## [Structured figure records]
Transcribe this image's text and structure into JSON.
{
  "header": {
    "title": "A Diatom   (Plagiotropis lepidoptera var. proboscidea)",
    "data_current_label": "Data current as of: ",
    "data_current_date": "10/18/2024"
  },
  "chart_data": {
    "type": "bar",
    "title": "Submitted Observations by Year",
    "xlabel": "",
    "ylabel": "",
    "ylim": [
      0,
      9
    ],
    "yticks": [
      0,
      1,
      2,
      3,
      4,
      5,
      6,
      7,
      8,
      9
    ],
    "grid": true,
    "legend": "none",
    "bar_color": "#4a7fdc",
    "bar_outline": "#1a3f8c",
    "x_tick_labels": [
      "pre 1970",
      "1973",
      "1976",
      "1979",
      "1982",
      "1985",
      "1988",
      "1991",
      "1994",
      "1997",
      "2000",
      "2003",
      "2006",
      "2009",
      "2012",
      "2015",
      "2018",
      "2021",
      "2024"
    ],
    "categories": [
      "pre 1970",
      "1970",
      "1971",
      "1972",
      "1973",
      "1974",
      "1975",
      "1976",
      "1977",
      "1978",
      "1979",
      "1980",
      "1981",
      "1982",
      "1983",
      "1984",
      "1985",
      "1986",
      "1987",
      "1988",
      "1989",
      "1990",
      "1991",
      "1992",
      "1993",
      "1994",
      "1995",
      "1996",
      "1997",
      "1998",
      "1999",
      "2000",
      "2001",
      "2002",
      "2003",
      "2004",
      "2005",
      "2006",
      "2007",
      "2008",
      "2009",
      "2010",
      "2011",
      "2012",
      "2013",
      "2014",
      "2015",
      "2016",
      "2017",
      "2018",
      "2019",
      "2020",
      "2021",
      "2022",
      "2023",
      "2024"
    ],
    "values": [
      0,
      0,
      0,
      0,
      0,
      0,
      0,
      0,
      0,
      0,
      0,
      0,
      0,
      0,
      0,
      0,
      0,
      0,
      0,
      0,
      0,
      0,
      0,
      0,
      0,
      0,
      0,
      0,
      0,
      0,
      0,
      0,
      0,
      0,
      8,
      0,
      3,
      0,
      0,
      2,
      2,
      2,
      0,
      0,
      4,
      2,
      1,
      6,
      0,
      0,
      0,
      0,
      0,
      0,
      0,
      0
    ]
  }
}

## [Stated goal]
Using the exact wording, write out all of the records.

## [Complete output]
Transcribe this image's text and structure into JSON.
{
  "header": {
    "title": "A Diatom   (Plagiotropis lepidoptera var. proboscidea)",
    "data_current_label": "Data current as of: ",
    "data_current_date": "10/18/2024"
  },
  "chart_data": {
    "type": "bar",
    "title": "Submitted Observations by Year",
    "xlabel": "",
    "ylabel": "",
    "ylim": [
      0,
      9
    ],
    "yticks": [
      0,
      1,
      2,
      3,
      4,
      5,
      6,
      7,
      8,
      9
    ],
    "grid": true,
    "legend": "none",
    "bar_color": "#4a7fdc",
    "bar_outline": "#1a3f8c",
    "x_tick_labels": [
      "pre 1970",
      "1973",
      "1976",
      "1979",
      "1982",
      "1985",
      "1988",
      "1991",
      "1994",
      "1997",
      "2000",
      "2003",
      "2006",
      "2009",
      "2012",
      "2015",
      "2018",
      "2021",
      "2024"
    ],
    "categories": [
      "pre 1970",
      "1970",
      "1971",
      "1972",
      "1973",
      "1974",
      "1975",
      "1976",
      "1977",
      "1978",
      "1979",
      "1980",
      "1981",
      "1982",
      "1983",
      "1984",
      "1985",
      "1986",
      "1987",
      "1988",
      "1989",
      "1990",
      "1991",
      "1992",
      "1993",
      "1994",
      "1995",
      "1996",
      "1997",
      "1998",
      "1999",
      "2000",
      "2001",
      "2002",
      "2003",
      "2004",
      "2005",
      "2006",
      "2007",
      "2008",
      "2009",
      "2010",
      "2011",
      "2012",
      "2013",
      "2014",
      "2015",
      "2016",
      "2017",
      "2018",
      "2019",
      "2020",
      "2021",
      "2022",
      "2023",
      "2024"
    ],
    "values": [
      0,
      0,
      0,
      0,
      0,
      0,
      0,
      0,
      0,
      0,
      0,
      0,
      0,
      0,
      0,
      0,
      0,
      0,
      0,
      0,
      0,
      0,
      0,
      0,
      0,
      0,
      0,
      0,
      0,
      0,
      0,
      0,
      0,
      0,
      8,
      0,
      3,
      0,
      0,
      2,
      2,
      2,
      0,
      0,
      4,
      2,
      1,
      6,
      0,
      0,
      0,
      0,
      0,
      0,
      0,
      0
    ]
  }
}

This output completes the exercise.